**Request:** Please rewrite the stretch from the start of the lines through the line containing "left-axis-label: 碳排放總量：億噸 xyxy=(9,69,29,238)" as a JSON list of strings, one string per line, omitting any blank lines.

■ ■ ■ ■

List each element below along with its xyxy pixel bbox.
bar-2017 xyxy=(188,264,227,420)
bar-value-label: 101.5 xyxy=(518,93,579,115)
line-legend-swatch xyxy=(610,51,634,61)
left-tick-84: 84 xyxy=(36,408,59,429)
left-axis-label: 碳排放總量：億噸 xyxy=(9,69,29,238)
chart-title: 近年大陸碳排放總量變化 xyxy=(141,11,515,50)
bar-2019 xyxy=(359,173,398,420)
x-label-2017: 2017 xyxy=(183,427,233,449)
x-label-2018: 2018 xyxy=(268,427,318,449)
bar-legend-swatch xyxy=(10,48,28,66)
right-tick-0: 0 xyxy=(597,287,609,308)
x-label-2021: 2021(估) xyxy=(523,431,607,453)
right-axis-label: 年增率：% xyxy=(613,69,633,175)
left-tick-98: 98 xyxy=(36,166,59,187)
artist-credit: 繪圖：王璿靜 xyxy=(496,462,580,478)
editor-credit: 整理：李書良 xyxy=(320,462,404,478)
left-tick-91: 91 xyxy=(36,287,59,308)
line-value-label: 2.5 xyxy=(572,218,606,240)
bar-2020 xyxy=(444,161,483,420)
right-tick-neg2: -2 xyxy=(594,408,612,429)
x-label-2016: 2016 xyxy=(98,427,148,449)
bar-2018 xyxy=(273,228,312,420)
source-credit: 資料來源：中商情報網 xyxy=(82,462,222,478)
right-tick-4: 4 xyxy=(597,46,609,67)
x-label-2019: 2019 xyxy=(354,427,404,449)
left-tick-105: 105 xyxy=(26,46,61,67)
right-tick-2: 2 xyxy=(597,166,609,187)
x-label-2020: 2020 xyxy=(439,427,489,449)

■ ■ ■ ■

**Output:**
[
  "List each element below along with its xyxy pixel bbox.",
  "bar-2017 xyxy=(188,264,227,420)",
  "bar-value-label: 101.5 xyxy=(518,93,579,115)",
  "line-legend-swatch xyxy=(610,51,634,61)",
  "left-tick-84: 84 xyxy=(36,408,59,429)",
  "left-axis-label: 碳排放總量：億噸 xyxy=(9,69,29,238)"
]